-- START OF DATA SECTION --

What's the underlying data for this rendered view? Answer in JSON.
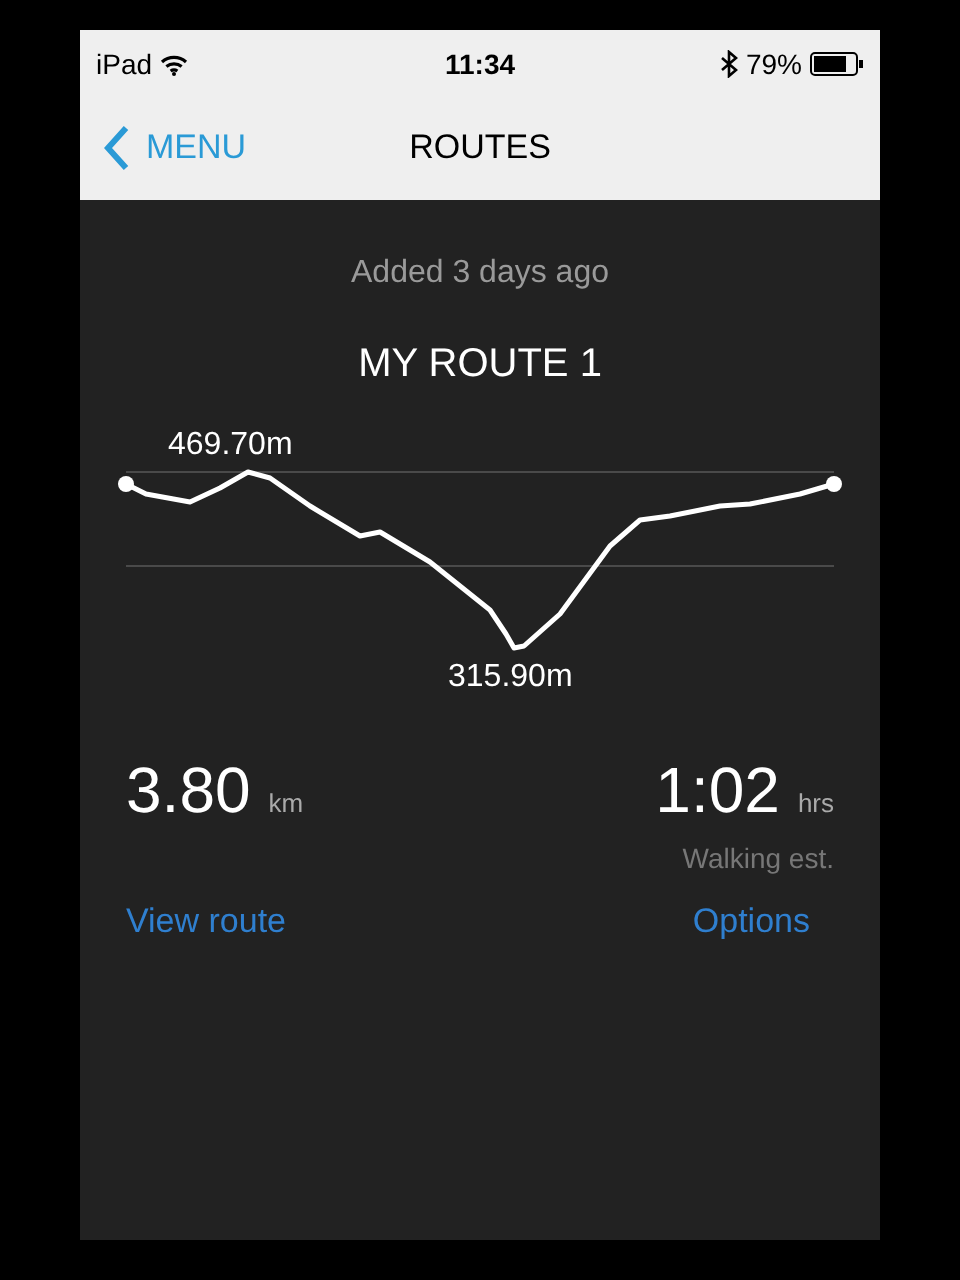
{
  "status_bar": {
    "device": "iPad",
    "time": "11:34",
    "battery": "79%"
  },
  "nav": {
    "back": "MENU",
    "title": "ROUTES"
  },
  "route": {
    "added": "Added 3 days ago",
    "name": "MY ROUTE 1",
    "max_elevation": "469.70m",
    "min_elevation": "315.90m",
    "distance": "3.80",
    "distance_unit": "km",
    "duration": "1:02",
    "duration_unit": "hrs",
    "duration_note": "Walking est."
  },
  "links": [
    "View route",
    "Options"
  ]
}
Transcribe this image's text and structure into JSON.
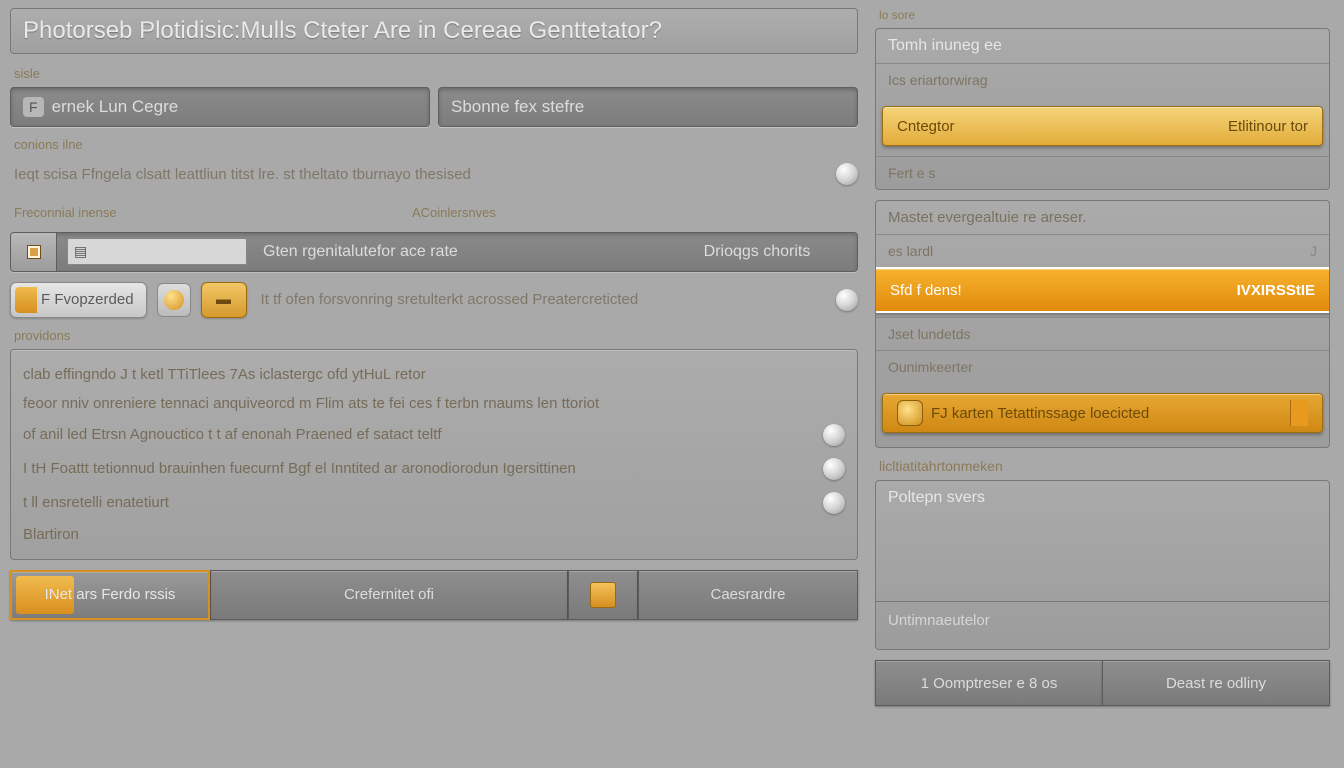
{
  "main": {
    "title": "Photorseb Plotidisic:Mulls Cteter Are in Cereae Genttetator?",
    "section_label": "sisle",
    "field1": {
      "tag": "F",
      "text": "ernek Lun Cegre"
    },
    "field2": {
      "text": "Sbonne fex stefre"
    },
    "options_label": "conions ilne",
    "options_desc": "Ieqt scisa Ffngela clsatt leattliun titst lre. st   theltato tburnayo thesised",
    "recom_left": "Freconnial inense",
    "recom_right": "ACoinlersnves",
    "selector": {
      "text": "Gten rgenitalutefor ace rate",
      "right": "Drioqgs chorits"
    },
    "pills": {
      "a": "F Fvopzerded  ",
      "b_alt": "gold disc",
      "c_alt": "gold pill",
      "desc": "It tf ofen forsvonring sretulterkt acrossed Preatercreticted"
    },
    "panel_header": "providons",
    "panel": {
      "l1": "clab effingndo J   t   ketl TTiTlees 7As iclastergc ofd ytHuL retor",
      "l2": "feoor nniv onreniere tennaci anquiveorcd m Flim ats te fei ces f terbn rnaums len ttoriot",
      "l3": "of   anil led Etrsn Agnouctico t           t af   enonah Praened ef satact teltf",
      "l4": "I tH Foattt     tetionnud brauinhen fuecurnf   Bgf el Inntited ar aronodiorodun Igersittinen",
      "l5": "t ll ensretelli enatetiurt",
      "l6": "Blartiron"
    },
    "bottom": {
      "primary": "INet ars Ferdo rssis",
      "generate": "Crefernitet ofi",
      "cancel": "Caesrardre"
    }
  },
  "sidebar": {
    "top_small": "lo sore",
    "p1": {
      "title": "Tomh inuneg ee",
      "row": "Ics eriartorwirag",
      "gold_left": "Cntegtor",
      "gold_right": "Etlitinour tor",
      "foot": "Fert e s"
    },
    "p2": {
      "title": "Mastet evergealtuie re areser.",
      "row1": "es lardl",
      "bright_left": "Sfd f dens!",
      "bright_right": "IVXIRSStIE",
      "row2": "Jset   lundetds",
      "row3": "Ounimkeerter",
      "gold2_left": "FJ   karten Tetattinssage loecicted"
    },
    "p3_title": "licltiatitahrtonmeken",
    "p4": {
      "title": "Poltepn svers",
      "input_label": "Untimnaeutelor"
    },
    "bottom": {
      "left": "1 Oomptreser e 8 os",
      "right": "Deast re odliny"
    }
  }
}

-- END OF DATA SECTION --

_INSTRUCTIONS TO FOLLOW_: Reproduce each line holding the word "JSON".

_RESPONSE BELOW_:
What's the underlying data for this rendered view? Answer in JSON.
Transcribe this image's text and structure into JSON.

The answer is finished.